'''

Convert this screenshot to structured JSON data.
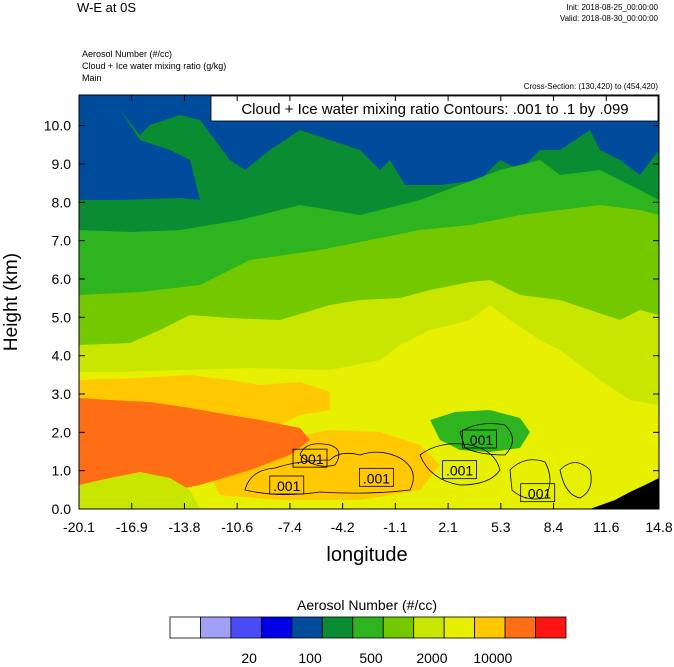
{
  "header": {
    "title": "W-E at 0S",
    "init": "Init: 2018-08-25_00:00:00",
    "valid": "Valid: 2018-08-30_00:00:00",
    "fields": [
      "Aerosol Number   (#/cc)",
      "Cloud + Ice water mixing ratio   (g/kg)",
      "Main"
    ],
    "cross_section": "Cross-Section: (130,420) to (454,420)"
  },
  "chart_data": {
    "type": "heatmap",
    "title": "",
    "xlabel": "longitude",
    "ylabel": "Height (km)",
    "x_ticks": [
      "-20.1",
      "-16.9",
      "-13.8",
      "-10.6",
      "-7.4",
      "-4.2",
      "-1.1",
      "2.1",
      "5.3",
      "8.4",
      "11.6",
      "14.8"
    ],
    "y_ticks": [
      "0.0",
      "1.0",
      "2.0",
      "3.0",
      "4.0",
      "5.0",
      "6.0",
      "7.0",
      "8.0",
      "9.0",
      "10.0"
    ],
    "xlim": [
      -20.1,
      14.8
    ],
    "ylim": [
      0,
      10.8
    ],
    "contour_info": "Cloud + Ice water mixing ratio Contours: .001 to .1 by .099",
    "contour_labels": [
      {
        "text": ".001",
        "x": -6.2,
        "y": 1.3
      },
      {
        "text": ".001",
        "x": -7.6,
        "y": 0.6
      },
      {
        "text": ".001",
        "x": -2.2,
        "y": 0.8
      },
      {
        "text": ".001",
        "x": 2.8,
        "y": 1.0
      },
      {
        "text": ".001",
        "x": 4.0,
        "y": 1.8
      },
      {
        "text": ".001",
        "x": 7.5,
        "y": 0.4
      }
    ],
    "colorbar": {
      "title": "Aerosol Number  (#/cc)",
      "labels": [
        {
          "text": "20",
          "index": 2
        },
        {
          "text": "100",
          "index": 4
        },
        {
          "text": "500",
          "index": 6
        },
        {
          "text": "2000",
          "index": 8
        },
        {
          "text": "10000",
          "index": 10
        }
      ],
      "colors": [
        "#ffffff",
        "#a0a0f5",
        "#4b4bf5",
        "#0000e6",
        "#004b9b",
        "#0a8c32",
        "#2db41e",
        "#73c800",
        "#c8e600",
        "#e6f000",
        "#ffc800",
        "#ff6e14",
        "#ff1414"
      ]
    },
    "fill_colors": {
      "blue_dark": "#004b9b",
      "green_dark": "#0a8c32",
      "green_mid": "#2db41e",
      "green_light": "#73c800",
      "yellow_green": "#c8e600",
      "yellow": "#e6f000",
      "gold": "#ffc800",
      "orange": "#ff6e14",
      "terrain": "#000000"
    }
  }
}
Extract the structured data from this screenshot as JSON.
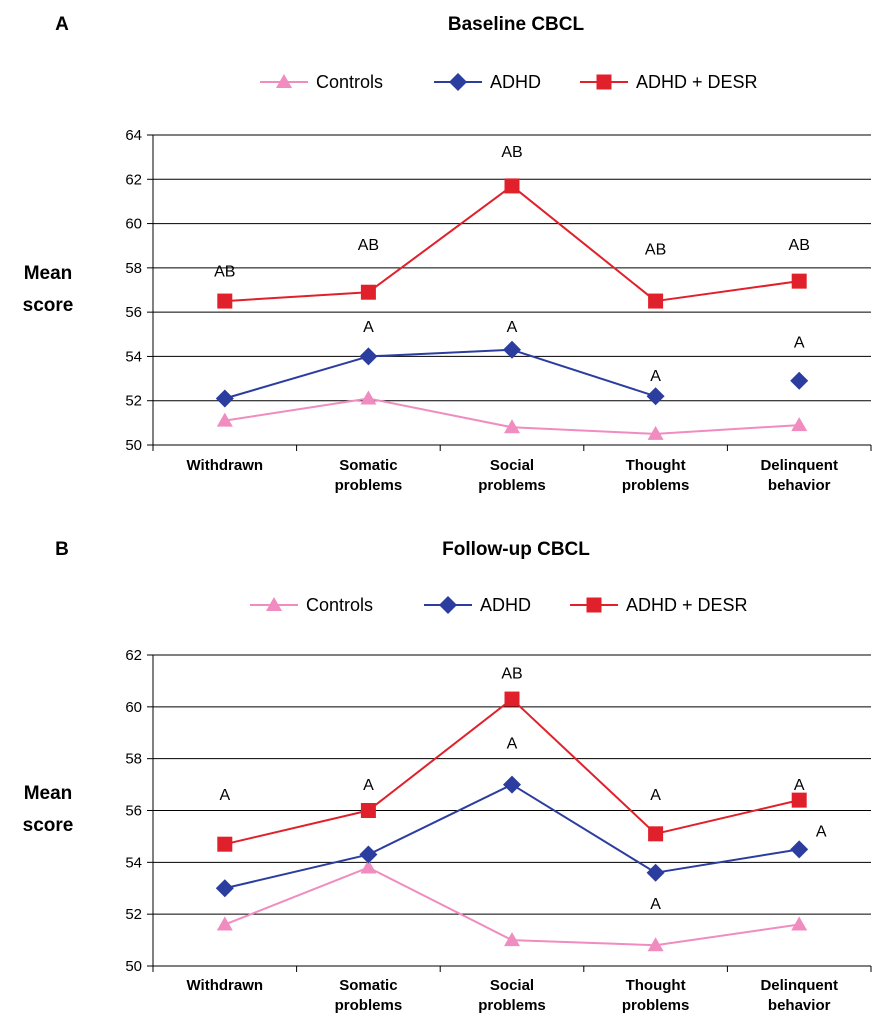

'''

Scan the material above for the word "Number". Copy each line where it occurs.

      "Aerosol Number   (#/cc)",
      "title": "Aerosol Number  (#/cc)",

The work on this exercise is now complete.